- _Exercise directions_:
Transcribe the entries below exactly; leave every image out.

- _Material supplied_:
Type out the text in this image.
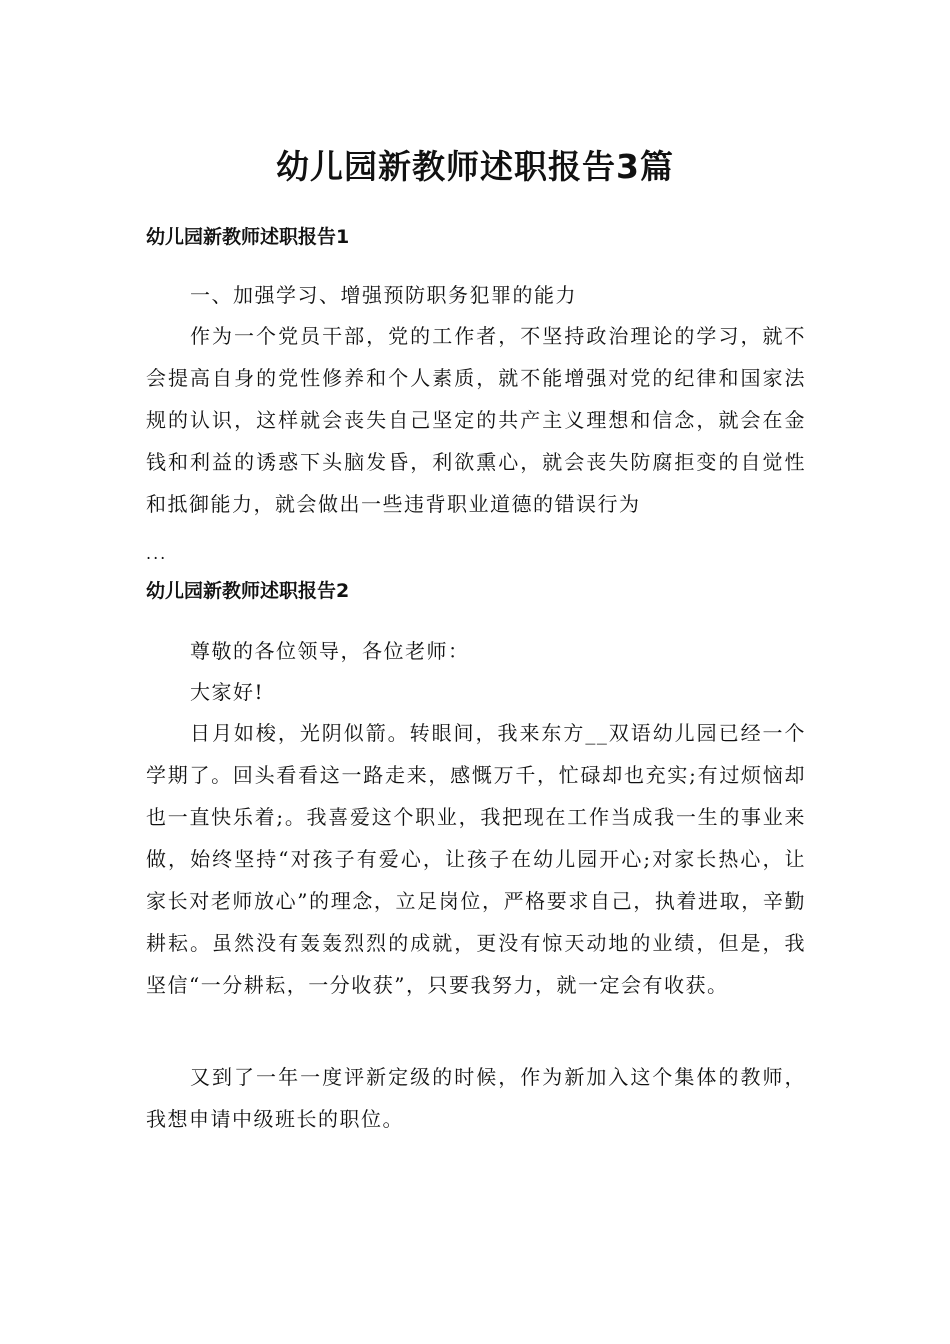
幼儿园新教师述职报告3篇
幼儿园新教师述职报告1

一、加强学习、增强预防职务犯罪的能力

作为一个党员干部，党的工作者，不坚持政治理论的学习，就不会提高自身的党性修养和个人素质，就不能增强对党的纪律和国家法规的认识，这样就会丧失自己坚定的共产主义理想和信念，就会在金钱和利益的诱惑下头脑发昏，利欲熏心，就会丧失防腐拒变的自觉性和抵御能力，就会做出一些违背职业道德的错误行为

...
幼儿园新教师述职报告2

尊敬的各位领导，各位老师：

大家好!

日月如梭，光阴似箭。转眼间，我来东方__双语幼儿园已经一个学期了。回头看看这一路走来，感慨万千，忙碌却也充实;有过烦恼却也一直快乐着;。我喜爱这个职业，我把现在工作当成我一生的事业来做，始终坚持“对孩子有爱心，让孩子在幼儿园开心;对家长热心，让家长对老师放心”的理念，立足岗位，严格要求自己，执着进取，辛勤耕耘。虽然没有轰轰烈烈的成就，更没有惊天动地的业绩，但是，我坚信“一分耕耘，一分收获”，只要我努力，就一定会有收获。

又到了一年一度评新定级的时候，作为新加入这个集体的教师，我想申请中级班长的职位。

- _Result of the task_:
Type out the text in this image.
幼儿园新教师述职报告3篇
幼儿园新教师述职报告1

一、加强学习、增强预防职务犯罪的能力

作为一个党员干部，党的工作者，不坚持政治理论的学习，就不会提高自身的党性修养和个人素质，就不能增强对党的纪律和国家法规的认识，这样就会丧失自己坚定的共产主义理想和信念，就会在金钱和利益的诱惑下头脑发昏，利欲熏心，就会丧失防腐拒变的自觉性和抵御能力，就会做出一些违背职业道德的错误行为

...
幼儿园新教师述职报告2

尊敬的各位领导，各位老师：

大家好!

日月如梭，光阴似箭。转眼间，我来东方__双语幼儿园已经一个学期了。回头看看这一路走来，感慨万千，忙碌却也充实;有过烦恼却也一直快乐着;。我喜爱这个职业，我把现在工作当成我一生的事业来做，始终坚持“对孩子有爱心，让孩子在幼儿园开心;对家长热心，让家长对老师放心”的理念，立足岗位，严格要求自己，执着进取，辛勤耕耘。虽然没有轰轰烈烈的成就，更没有惊天动地的业绩，但是，我坚信“一分耕耘，一分收获”，只要我努力，就一定会有收获。

又到了一年一度评新定级的时候，作为新加入这个集体的教师，我想申请中级班长的职位。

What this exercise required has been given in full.